Prompt
Search the listing below for the word "screenshot", and copy every line in which it turns up.

Task material
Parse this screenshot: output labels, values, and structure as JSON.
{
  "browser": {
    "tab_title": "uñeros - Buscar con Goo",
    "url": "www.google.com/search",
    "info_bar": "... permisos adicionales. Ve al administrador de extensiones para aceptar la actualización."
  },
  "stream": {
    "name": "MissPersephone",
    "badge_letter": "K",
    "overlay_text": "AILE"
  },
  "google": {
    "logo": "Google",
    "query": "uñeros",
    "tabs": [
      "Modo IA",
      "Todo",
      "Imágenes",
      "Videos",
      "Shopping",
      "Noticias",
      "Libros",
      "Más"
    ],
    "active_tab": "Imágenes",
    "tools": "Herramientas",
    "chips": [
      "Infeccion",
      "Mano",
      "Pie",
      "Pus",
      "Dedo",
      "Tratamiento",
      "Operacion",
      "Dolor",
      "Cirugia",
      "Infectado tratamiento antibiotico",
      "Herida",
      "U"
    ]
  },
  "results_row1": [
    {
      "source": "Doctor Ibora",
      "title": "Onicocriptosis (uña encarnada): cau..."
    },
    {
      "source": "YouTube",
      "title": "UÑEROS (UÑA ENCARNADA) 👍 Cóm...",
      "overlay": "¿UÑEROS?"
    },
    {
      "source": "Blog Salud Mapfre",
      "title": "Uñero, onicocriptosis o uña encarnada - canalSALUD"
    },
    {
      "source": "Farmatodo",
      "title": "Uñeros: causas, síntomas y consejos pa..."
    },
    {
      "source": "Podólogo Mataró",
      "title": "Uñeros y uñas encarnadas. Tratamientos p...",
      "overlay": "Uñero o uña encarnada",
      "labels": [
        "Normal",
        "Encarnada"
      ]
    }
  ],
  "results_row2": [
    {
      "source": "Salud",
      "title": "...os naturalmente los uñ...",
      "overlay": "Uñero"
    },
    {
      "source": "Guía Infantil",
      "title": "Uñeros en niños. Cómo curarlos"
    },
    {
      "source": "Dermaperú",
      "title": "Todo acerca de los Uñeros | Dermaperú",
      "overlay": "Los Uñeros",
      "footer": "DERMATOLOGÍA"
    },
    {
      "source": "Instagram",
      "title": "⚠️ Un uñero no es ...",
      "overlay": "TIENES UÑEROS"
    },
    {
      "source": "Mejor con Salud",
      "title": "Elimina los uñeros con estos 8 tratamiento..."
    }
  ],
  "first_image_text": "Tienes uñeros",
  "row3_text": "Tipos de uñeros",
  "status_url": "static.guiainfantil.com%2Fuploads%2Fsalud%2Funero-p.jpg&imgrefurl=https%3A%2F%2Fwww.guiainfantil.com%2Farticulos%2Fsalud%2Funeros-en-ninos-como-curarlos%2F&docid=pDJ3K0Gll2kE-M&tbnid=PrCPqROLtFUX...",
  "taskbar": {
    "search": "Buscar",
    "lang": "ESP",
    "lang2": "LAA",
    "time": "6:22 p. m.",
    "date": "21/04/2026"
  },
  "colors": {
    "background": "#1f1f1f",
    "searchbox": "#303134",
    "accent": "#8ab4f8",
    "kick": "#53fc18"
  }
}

--

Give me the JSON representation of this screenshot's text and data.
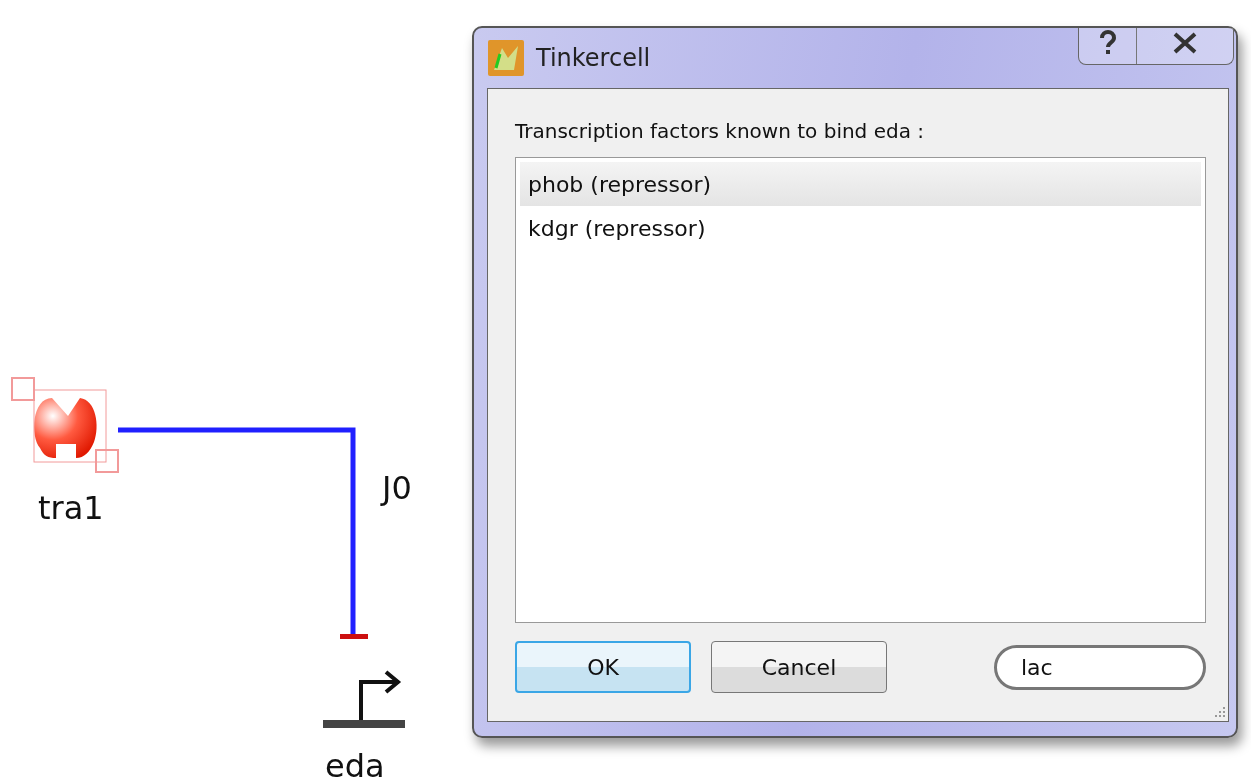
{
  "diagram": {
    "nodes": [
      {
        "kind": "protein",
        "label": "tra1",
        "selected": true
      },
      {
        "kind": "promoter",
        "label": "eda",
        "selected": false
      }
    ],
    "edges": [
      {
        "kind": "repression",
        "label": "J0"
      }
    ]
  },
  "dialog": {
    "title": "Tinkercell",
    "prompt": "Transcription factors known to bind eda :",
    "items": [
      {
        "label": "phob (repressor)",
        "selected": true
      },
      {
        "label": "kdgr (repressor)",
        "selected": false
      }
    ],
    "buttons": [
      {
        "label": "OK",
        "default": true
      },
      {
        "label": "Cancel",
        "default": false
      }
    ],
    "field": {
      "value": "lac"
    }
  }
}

...

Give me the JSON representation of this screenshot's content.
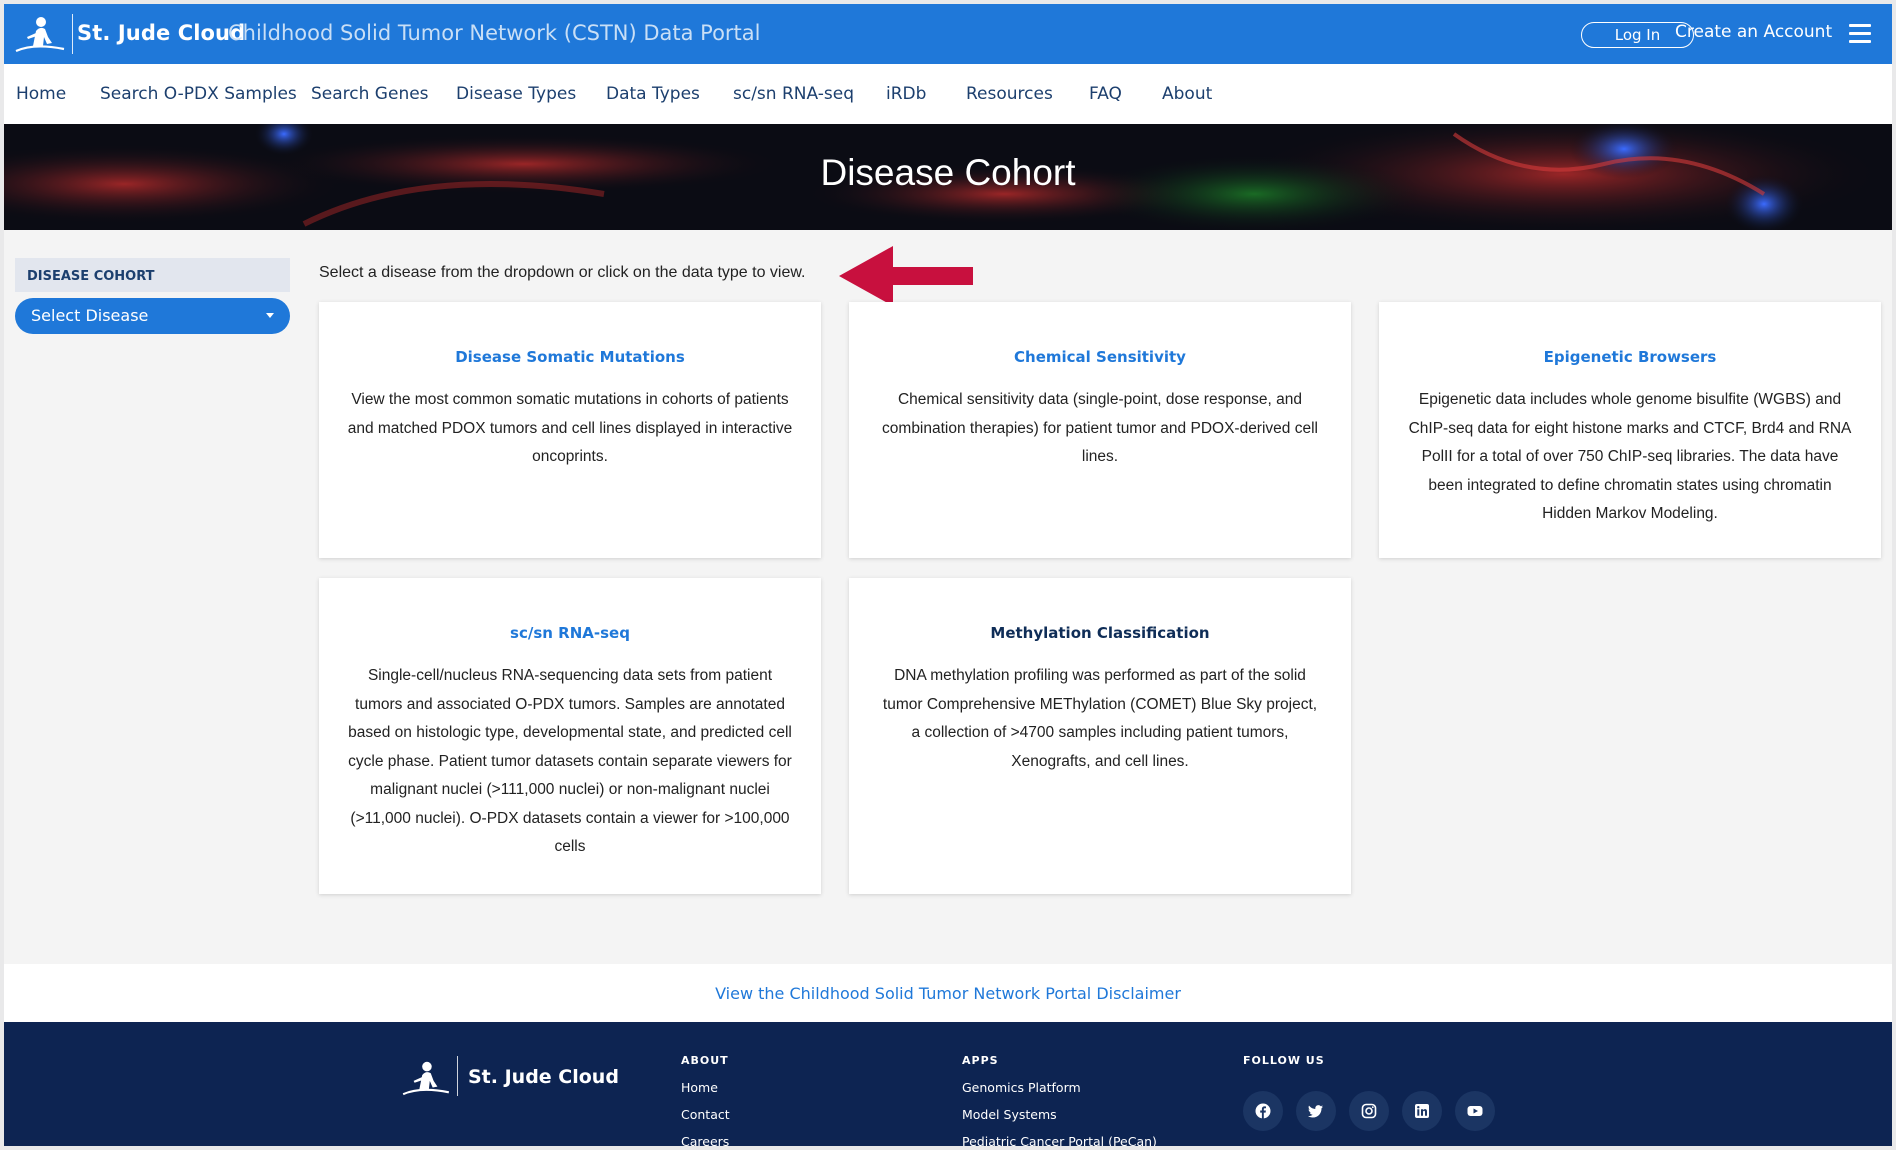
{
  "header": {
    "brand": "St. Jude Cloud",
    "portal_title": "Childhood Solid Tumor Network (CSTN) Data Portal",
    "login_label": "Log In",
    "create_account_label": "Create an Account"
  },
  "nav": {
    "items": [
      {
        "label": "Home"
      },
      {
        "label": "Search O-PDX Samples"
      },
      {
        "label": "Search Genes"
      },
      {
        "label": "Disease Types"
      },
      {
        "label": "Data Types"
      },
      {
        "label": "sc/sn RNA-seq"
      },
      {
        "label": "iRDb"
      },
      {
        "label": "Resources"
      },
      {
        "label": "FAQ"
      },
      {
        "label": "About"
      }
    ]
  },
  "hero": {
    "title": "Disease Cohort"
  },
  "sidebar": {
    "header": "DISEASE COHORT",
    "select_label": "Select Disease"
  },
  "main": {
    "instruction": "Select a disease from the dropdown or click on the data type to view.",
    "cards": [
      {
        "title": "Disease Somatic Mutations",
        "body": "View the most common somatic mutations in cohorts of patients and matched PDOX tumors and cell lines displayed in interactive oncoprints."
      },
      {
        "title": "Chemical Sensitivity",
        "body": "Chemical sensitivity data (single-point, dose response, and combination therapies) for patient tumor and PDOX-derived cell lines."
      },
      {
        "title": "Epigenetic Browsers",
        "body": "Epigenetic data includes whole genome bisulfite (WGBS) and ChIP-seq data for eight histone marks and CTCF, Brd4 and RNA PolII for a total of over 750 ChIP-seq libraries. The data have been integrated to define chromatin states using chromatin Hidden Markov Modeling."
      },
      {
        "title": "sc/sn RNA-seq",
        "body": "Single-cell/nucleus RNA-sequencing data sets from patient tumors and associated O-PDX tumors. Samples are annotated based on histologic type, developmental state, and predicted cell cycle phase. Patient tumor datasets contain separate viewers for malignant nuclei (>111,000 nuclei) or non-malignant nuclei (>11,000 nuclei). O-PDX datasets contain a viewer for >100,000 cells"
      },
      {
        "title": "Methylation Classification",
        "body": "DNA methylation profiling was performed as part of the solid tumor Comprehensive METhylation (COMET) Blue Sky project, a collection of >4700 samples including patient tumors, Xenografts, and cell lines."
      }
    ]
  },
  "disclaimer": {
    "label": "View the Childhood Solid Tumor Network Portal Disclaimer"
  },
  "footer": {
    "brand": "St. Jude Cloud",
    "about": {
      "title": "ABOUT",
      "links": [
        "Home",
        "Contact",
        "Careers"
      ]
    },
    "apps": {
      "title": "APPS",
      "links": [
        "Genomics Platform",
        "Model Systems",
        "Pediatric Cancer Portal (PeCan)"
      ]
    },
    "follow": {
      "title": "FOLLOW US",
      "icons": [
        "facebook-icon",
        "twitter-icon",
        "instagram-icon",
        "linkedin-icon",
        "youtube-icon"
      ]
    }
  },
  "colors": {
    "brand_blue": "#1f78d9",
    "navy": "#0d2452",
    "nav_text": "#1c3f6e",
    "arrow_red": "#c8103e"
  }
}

Problem solution
Parse this screenshot: output labels, values, and structure as JSON.
Give me the JSON representation of this screenshot's text and data.
Give me the JSON representation of this screenshot's content.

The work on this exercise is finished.